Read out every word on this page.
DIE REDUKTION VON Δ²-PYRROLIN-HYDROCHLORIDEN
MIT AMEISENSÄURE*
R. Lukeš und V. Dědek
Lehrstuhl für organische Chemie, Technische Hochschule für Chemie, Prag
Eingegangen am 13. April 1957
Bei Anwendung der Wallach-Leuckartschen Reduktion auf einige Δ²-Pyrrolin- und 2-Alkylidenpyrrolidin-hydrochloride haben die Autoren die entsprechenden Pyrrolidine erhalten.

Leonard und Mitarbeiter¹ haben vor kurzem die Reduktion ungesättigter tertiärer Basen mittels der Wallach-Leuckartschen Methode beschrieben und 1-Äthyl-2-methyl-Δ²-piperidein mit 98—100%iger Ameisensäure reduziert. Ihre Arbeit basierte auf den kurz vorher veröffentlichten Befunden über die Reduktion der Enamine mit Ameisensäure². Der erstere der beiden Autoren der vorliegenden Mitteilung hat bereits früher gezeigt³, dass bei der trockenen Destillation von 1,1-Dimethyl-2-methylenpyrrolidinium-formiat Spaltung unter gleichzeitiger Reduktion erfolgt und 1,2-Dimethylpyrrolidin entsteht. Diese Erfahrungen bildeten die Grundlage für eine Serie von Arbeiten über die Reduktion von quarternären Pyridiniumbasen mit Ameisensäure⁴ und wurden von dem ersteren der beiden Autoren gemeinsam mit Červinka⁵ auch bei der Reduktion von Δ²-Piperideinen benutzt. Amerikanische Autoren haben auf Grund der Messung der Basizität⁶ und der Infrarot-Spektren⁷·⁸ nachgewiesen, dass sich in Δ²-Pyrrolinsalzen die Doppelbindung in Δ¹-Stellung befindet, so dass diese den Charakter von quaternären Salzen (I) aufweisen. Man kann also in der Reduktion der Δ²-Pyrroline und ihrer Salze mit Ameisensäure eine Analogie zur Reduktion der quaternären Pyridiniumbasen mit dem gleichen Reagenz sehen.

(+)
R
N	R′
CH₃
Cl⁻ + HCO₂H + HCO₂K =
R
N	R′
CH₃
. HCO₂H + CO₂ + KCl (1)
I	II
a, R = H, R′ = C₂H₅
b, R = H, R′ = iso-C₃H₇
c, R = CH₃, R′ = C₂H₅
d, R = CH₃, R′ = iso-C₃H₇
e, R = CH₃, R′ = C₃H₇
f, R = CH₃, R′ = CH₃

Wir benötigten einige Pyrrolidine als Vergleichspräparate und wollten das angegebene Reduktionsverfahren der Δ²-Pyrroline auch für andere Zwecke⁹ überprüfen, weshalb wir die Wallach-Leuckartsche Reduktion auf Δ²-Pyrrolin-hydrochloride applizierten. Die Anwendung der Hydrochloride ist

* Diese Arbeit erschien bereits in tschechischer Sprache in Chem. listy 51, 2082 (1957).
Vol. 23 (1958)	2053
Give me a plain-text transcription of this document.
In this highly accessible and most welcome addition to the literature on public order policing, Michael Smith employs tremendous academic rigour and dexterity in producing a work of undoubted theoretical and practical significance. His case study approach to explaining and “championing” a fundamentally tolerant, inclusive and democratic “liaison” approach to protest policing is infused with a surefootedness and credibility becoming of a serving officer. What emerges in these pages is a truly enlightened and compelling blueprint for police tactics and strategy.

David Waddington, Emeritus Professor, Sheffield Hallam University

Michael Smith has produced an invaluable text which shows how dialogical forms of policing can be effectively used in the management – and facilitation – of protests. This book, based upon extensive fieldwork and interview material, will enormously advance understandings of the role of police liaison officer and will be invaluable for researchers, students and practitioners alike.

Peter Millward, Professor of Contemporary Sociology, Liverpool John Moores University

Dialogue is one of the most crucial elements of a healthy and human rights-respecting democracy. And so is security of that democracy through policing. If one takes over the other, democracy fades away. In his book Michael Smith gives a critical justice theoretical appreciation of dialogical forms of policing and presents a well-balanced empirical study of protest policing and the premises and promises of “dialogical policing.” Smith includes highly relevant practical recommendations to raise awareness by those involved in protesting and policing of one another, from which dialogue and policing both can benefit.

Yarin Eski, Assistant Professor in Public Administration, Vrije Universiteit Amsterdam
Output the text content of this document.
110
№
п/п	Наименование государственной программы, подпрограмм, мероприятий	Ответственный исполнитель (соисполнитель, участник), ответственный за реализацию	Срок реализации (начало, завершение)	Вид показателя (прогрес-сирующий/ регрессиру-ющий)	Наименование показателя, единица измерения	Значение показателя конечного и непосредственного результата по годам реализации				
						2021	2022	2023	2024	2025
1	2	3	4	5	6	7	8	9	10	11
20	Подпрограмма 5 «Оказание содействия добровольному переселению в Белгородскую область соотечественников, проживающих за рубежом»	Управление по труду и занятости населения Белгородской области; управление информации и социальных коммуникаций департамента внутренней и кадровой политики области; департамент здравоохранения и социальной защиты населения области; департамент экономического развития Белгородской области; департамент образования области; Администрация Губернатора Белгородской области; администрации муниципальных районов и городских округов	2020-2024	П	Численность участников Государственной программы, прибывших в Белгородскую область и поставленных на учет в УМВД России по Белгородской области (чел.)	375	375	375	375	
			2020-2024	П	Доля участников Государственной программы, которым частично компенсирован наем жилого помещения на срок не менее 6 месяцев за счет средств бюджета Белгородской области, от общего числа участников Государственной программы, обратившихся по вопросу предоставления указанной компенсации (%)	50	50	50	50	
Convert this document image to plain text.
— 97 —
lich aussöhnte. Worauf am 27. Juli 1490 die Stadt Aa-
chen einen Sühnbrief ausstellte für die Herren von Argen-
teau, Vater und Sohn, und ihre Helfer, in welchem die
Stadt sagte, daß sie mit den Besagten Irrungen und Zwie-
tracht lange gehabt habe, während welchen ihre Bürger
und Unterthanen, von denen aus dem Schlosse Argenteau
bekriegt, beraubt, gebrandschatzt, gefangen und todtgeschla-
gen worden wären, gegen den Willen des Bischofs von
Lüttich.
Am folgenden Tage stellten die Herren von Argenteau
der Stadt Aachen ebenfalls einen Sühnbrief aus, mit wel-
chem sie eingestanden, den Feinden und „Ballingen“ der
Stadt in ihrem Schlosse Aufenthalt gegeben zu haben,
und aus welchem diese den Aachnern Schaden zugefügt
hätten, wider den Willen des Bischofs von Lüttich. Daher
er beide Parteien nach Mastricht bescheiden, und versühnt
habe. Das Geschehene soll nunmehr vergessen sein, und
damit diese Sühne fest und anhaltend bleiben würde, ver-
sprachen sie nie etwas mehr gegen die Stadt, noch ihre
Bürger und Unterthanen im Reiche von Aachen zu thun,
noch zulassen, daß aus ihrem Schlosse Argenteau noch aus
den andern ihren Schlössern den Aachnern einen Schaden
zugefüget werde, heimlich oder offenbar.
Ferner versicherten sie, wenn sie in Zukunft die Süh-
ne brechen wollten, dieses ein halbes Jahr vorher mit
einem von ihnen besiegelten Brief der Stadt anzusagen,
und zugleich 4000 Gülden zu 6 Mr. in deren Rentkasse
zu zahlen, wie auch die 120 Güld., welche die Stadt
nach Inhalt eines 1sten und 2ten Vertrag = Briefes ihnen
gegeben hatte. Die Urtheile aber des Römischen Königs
◇ ◇ ◇
→ The exercise:
The records above should be duplicated in full, exactly as given.

→ Problem solution:
Read out every word on this page.
DIE REDUKTION VON Δ²-PYRROLIN-HYDROCHLORIDEN
MIT AMEISENSÄURE*
R. Lukeš und V. Dědek
Lehrstuhl für organische Chemie, Technische Hochschule für Chemie, Prag
Eingegangen am 13. April 1957
Bei Anwendung der Wallach-Leuckartschen Reduktion auf einige Δ²-Pyrrolin- und 2-Alkylidenpyrrolidin-hydrochloride haben die Autoren die entsprechenden Pyrrolidine erhalten.

Leonard und Mitarbeiter¹ haben vor kurzem die Reduktion ungesättigter tertiärer Basen mittels der Wallach-Leuckartschen Methode beschrieben und 1-Äthyl-2-methyl-Δ²-piperidein mit 98—100%iger Ameisensäure reduziert. Ihre Arbeit basierte auf den kurz vorher veröffentlichten Befunden über die Reduktion der Enamine mit Ameisensäure². Der erstere der beiden Autoren der vorliegenden Mitteilung hat bereits früher gezeigt³, dass bei der trockenen Destillation von 1,1-Dimethyl-2-methylenpyrrolidinium-formiat Spaltung unter gleichzeitiger Reduktion erfolgt und 1,2-Dimethylpyrrolidin entsteht. Diese Erfahrungen bildeten die Grundlage für eine Serie von Arbeiten über die Reduktion von quarternären Pyridiniumbasen mit Ameisensäure⁴ und wurden von dem ersteren der beiden Autoren gemeinsam mit Červinka⁵ auch bei der Reduktion von Δ²-Piperideinen benutzt. Amerikanische Autoren haben auf Grund der Messung der Basizität⁶ und der Infrarot-Spektren⁷·⁸ nachgewiesen, dass sich in Δ²-Pyrrolinsalzen die Doppelbindung in Δ¹-Stellung befindet, so dass diese den Charakter von quaternären Salzen (I) aufweisen. Man kann also in der Reduktion der Δ²-Pyrroline und ihrer Salze mit Ameisensäure eine Analogie zur Reduktion der quaternären Pyridiniumbasen mit dem gleichen Reagenz sehen.

(+)
R
N	R′
CH₃
Cl⁻ + HCO₂H + HCO₂K =
R
N	R′
CH₃
. HCO₂H + CO₂ + KCl (1)
I	II
a, R = H, R′ = C₂H₅
b, R = H, R′ = iso-C₃H₇
c, R = CH₃, R′ = C₂H₅
d, R = CH₃, R′ = iso-C₃H₇
e, R = CH₃, R′ = C₃H₇
f, R = CH₃, R′ = CH₃

Wir benötigten einige Pyrrolidine als Vergleichspräparate und wollten das angegebene Reduktionsverfahren der Δ²-Pyrroline auch für andere Zwecke⁹ überprüfen, weshalb wir die Wallach-Leuckartsche Reduktion auf Δ²-Pyrrolin-hydrochloride applizierten. Die Anwendung der Hydrochloride ist

* Diese Arbeit erschien bereits in tschechischer Sprache in Chem. listy 51, 2082 (1957).
Vol. 23 (1958)	2053
Give me a plain-text transcription of this document.
In this highly accessible and most welcome addition to the literature on public order policing, Michael Smith employs tremendous academic rigour and dexterity in producing a work of undoubted theoretical and practical significance. His case study approach to explaining and “championing” a fundamentally tolerant, inclusive and democratic “liaison” approach to protest policing is infused with a surefootedness and credibility becoming of a serving officer. What emerges in these pages is a truly enlightened and compelling blueprint for police tactics and strategy.

David Waddington, Emeritus Professor, Sheffield Hallam University

Michael Smith has produced an invaluable text which shows how dialogical forms of policing can be effectively used in the management – and facilitation – of protests. This book, based upon extensive fieldwork and interview material, will enormously advance understandings of the role of police liaison officer and will be invaluable for researchers, students and practitioners alike.

Peter Millward, Professor of Contemporary Sociology, Liverpool John Moores University

Dialogue is one of the most crucial elements of a healthy and human rights-respecting democracy. And so is security of that democracy through policing. If one takes over the other, democracy fades away. In his book Michael Smith gives a critical justice theoretical appreciation of dialogical forms of policing and presents a well-balanced empirical study of protest policing and the premises and promises of “dialogical policing.” Smith includes highly relevant practical recommendations to raise awareness by those involved in protesting and policing of one another, from which dialogue and policing both can benefit.

Yarin Eski, Assistant Professor in Public Administration, Vrije Universiteit Amsterdam
Output the text content of this document.
110
№
п/п	Наименование государственной программы, подпрограмм, мероприятий	Ответственный исполнитель (соисполнитель, участник), ответственный за реализацию	Срок реализации (начало, завершение)	Вид показателя (прогрес-сирующий/ регрессиру-ющий)	Наименование показателя, единица измерения	Значение показателя конечного и непосредственного результата по годам реализации				
						2021	2022	2023	2024	2025
1	2	3	4	5	6	7	8	9	10	11
20	Подпрограмма 5 «Оказание содействия добровольному переселению в Белгородскую область соотечественников, проживающих за рубежом»	Управление по труду и занятости населения Белгородской области; управление информации и социальных коммуникаций департамента внутренней и кадровой политики области; департамент здравоохранения и социальной защиты населения области; департамент экономического развития Белгородской области; департамент образования области; Администрация Губернатора Белгородской области; администрации муниципальных районов и городских округов	2020-2024	П	Численность участников Государственной программы, прибывших в Белгородскую область и поставленных на учет в УМВД России по Белгородской области (чел.)	375	375	375	375	
			2020-2024	П	Доля участников Государственной программы, которым частично компенсирован наем жилого помещения на срок не менее 6 месяцев за счет средств бюджета Белгородской области, от общего числа участников Государственной программы, обратившихся по вопросу предоставления указанной компенсации (%)	50	50	50	50	
Convert this document image to plain text.
— 97 —
lich aussöhnte. Worauf am 27. Juli 1490 die Stadt Aa-
chen einen Sühnbrief ausstellte für die Herren von Argen-
teau, Vater und Sohn, und ihre Helfer, in welchem die
Stadt sagte, daß sie mit den Besagten Irrungen und Zwie-
tracht lange gehabt habe, während welchen ihre Bürger
und Unterthanen, von denen aus dem Schlosse Argenteau
bekriegt, beraubt, gebrandschatzt, gefangen und todtgeschla-
gen worden wären, gegen den Willen des Bischofs von
Lüttich.
Am folgenden Tage stellten die Herren von Argenteau
der Stadt Aachen ebenfalls einen Sühnbrief aus, mit wel-
chem sie eingestanden, den Feinden und „Ballingen“ der
Stadt in ihrem Schlosse Aufenthalt gegeben zu haben,
und aus welchem diese den Aachnern Schaden zugefügt
hätten, wider den Willen des Bischofs von Lüttich. Daher
er beide Parteien nach Mastricht bescheiden, und versühnt
habe. Das Geschehene soll nunmehr vergessen sein, und
damit diese Sühne fest und anhaltend bleiben würde, ver-
sprachen sie nie etwas mehr gegen die Stadt, noch ihre
Bürger und Unterthanen im Reiche von Aachen zu thun,
noch zulassen, daß aus ihrem Schlosse Argenteau noch aus
den andern ihren Schlössern den Aachnern einen Schaden
zugefüget werde, heimlich oder offenbar.
Ferner versicherten sie, wenn sie in Zukunft die Süh-
ne brechen wollten, dieses ein halbes Jahr vorher mit
einem von ihnen besiegelten Brief der Stadt anzusagen,
und zugleich 4000 Gülden zu 6 Mr. in deren Rentkasse
zu zahlen, wie auch die 120 Güld., welche die Stadt
nach Inhalt eines 1sten und 2ten Vertrag = Briefes ihnen
gegeben hatte. Die Urtheile aber des Römischen Königs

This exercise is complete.